Collection entries
########

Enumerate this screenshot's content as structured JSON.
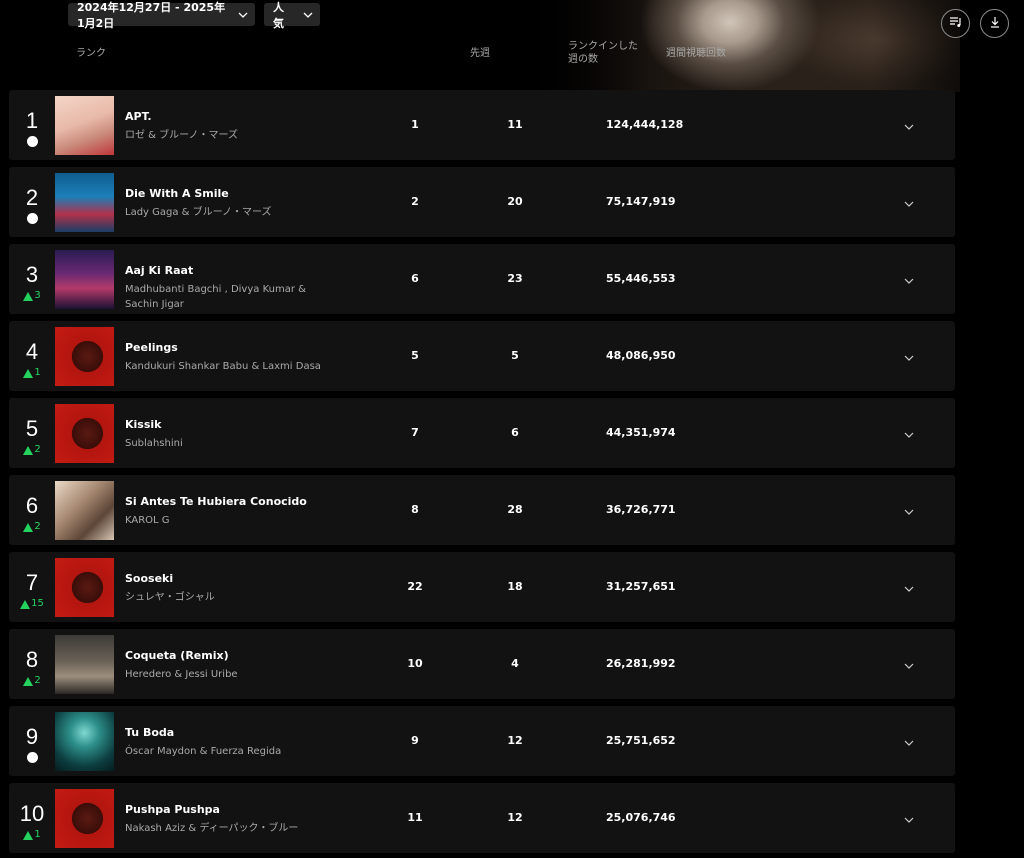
{
  "header": {
    "date_range": "2024年12月27日 - 2025年1月2日",
    "sort": "人気",
    "icons": {
      "playlist": "playlist-add-icon",
      "download": "download-icon"
    }
  },
  "columns": {
    "rank": "ランク",
    "last_week": "先週",
    "weeks_line1": "ランクインした",
    "weeks_line2": "週の数",
    "views": "週間視聴回数"
  },
  "colors": {
    "up": "#24d35e",
    "row_bg": "#121212",
    "secondary_text": "#aaaaaa"
  },
  "rows": [
    {
      "rank": "1",
      "change": "",
      "change_type": "same",
      "title": "APT.",
      "artist": "ロゼ & ブルーノ・マーズ",
      "last_week": "1",
      "weeks": "11",
      "views": "124,444,128",
      "art": "art-apt"
    },
    {
      "rank": "2",
      "change": "",
      "change_type": "same",
      "title": "Die With A Smile",
      "artist": "Lady Gaga & ブルーノ・マーズ",
      "last_week": "2",
      "weeks": "20",
      "views": "75,147,919",
      "art": "art-dwas"
    },
    {
      "rank": "3",
      "change": "3",
      "change_type": "up",
      "title": "Aaj Ki Raat",
      "artist": "Madhubanti Bagchi , Divya Kumar & Sachin Jigar",
      "last_week": "6",
      "weeks": "23",
      "views": "55,446,553",
      "art": "art-aaj"
    },
    {
      "rank": "4",
      "change": "1",
      "change_type": "up",
      "title": "Peelings",
      "artist": "Kandukuri Shankar Babu & Laxmi Dasa",
      "last_week": "5",
      "weeks": "5",
      "views": "48,086,950",
      "art": "art-red"
    },
    {
      "rank": "5",
      "change": "2",
      "change_type": "up",
      "title": "Kissik",
      "artist": "Sublahshini",
      "last_week": "7",
      "weeks": "6",
      "views": "44,351,974",
      "art": "art-red"
    },
    {
      "rank": "6",
      "change": "2",
      "change_type": "up",
      "title": "Si Antes Te Hubiera Conocido",
      "artist": "KAROL G",
      "last_week": "8",
      "weeks": "28",
      "views": "36,726,771",
      "art": "art-si"
    },
    {
      "rank": "7",
      "change": "15",
      "change_type": "up",
      "title": "Sooseki",
      "artist": "シュレヤ・ゴシャル",
      "last_week": "22",
      "weeks": "18",
      "views": "31,257,651",
      "art": "art-red"
    },
    {
      "rank": "8",
      "change": "2",
      "change_type": "up",
      "title": "Coqueta (Remix)",
      "artist": "Heredero & Jessi Uribe",
      "last_week": "10",
      "weeks": "4",
      "views": "26,281,992",
      "art": "art-coq"
    },
    {
      "rank": "9",
      "change": "",
      "change_type": "same",
      "title": "Tu Boda",
      "artist": "Óscar Maydon & Fuerza Regida",
      "last_week": "9",
      "weeks": "12",
      "views": "25,751,652",
      "art": "art-tu"
    },
    {
      "rank": "10",
      "change": "1",
      "change_type": "up",
      "title": "Pushpa Pushpa",
      "artist": "Nakash Aziz & ディーパック・ブルー",
      "last_week": "11",
      "weeks": "12",
      "views": "25,076,746",
      "art": "art-red"
    }
  ]
}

########

Requirement.
In the copy, include no pictures; restate the listing above exactly.

Final result.
Enumerate this screenshot's content as structured JSON.
{
  "header": {
    "date_range": "2024年12月27日 - 2025年1月2日",
    "sort": "人気",
    "icons": {
      "playlist": "playlist-add-icon",
      "download": "download-icon"
    }
  },
  "columns": {
    "rank": "ランク",
    "last_week": "先週",
    "weeks_line1": "ランクインした",
    "weeks_line2": "週の数",
    "views": "週間視聴回数"
  },
  "colors": {
    "up": "#24d35e",
    "row_bg": "#121212",
    "secondary_text": "#aaaaaa"
  },
  "rows": [
    {
      "rank": "1",
      "change": "",
      "change_type": "same",
      "title": "APT.",
      "artist": "ロゼ & ブルーノ・マーズ",
      "last_week": "1",
      "weeks": "11",
      "views": "124,444,128",
      "art": "art-apt"
    },
    {
      "rank": "2",
      "change": "",
      "change_type": "same",
      "title": "Die With A Smile",
      "artist": "Lady Gaga & ブルーノ・マーズ",
      "last_week": "2",
      "weeks": "20",
      "views": "75,147,919",
      "art": "art-dwas"
    },
    {
      "rank": "3",
      "change": "3",
      "change_type": "up",
      "title": "Aaj Ki Raat",
      "artist": "Madhubanti Bagchi , Divya Kumar & Sachin Jigar",
      "last_week": "6",
      "weeks": "23",
      "views": "55,446,553",
      "art": "art-aaj"
    },
    {
      "rank": "4",
      "change": "1",
      "change_type": "up",
      "title": "Peelings",
      "artist": "Kandukuri Shankar Babu & Laxmi Dasa",
      "last_week": "5",
      "weeks": "5",
      "views": "48,086,950",
      "art": "art-red"
    },
    {
      "rank": "5",
      "change": "2",
      "change_type": "up",
      "title": "Kissik",
      "artist": "Sublahshini",
      "last_week": "7",
      "weeks": "6",
      "views": "44,351,974",
      "art": "art-red"
    },
    {
      "rank": "6",
      "change": "2",
      "change_type": "up",
      "title": "Si Antes Te Hubiera Conocido",
      "artist": "KAROL G",
      "last_week": "8",
      "weeks": "28",
      "views": "36,726,771",
      "art": "art-si"
    },
    {
      "rank": "7",
      "change": "15",
      "change_type": "up",
      "title": "Sooseki",
      "artist": "シュレヤ・ゴシャル",
      "last_week": "22",
      "weeks": "18",
      "views": "31,257,651",
      "art": "art-red"
    },
    {
      "rank": "8",
      "change": "2",
      "change_type": "up",
      "title": "Coqueta (Remix)",
      "artist": "Heredero & Jessi Uribe",
      "last_week": "10",
      "weeks": "4",
      "views": "26,281,992",
      "art": "art-coq"
    },
    {
      "rank": "9",
      "change": "",
      "change_type": "same",
      "title": "Tu Boda",
      "artist": "Óscar Maydon & Fuerza Regida",
      "last_week": "9",
      "weeks": "12",
      "views": "25,751,652",
      "art": "art-tu"
    },
    {
      "rank": "10",
      "change": "1",
      "change_type": "up",
      "title": "Pushpa Pushpa",
      "artist": "Nakash Aziz & ディーパック・ブルー",
      "last_week": "11",
      "weeks": "12",
      "views": "25,076,746",
      "art": "art-red"
    }
  ]
}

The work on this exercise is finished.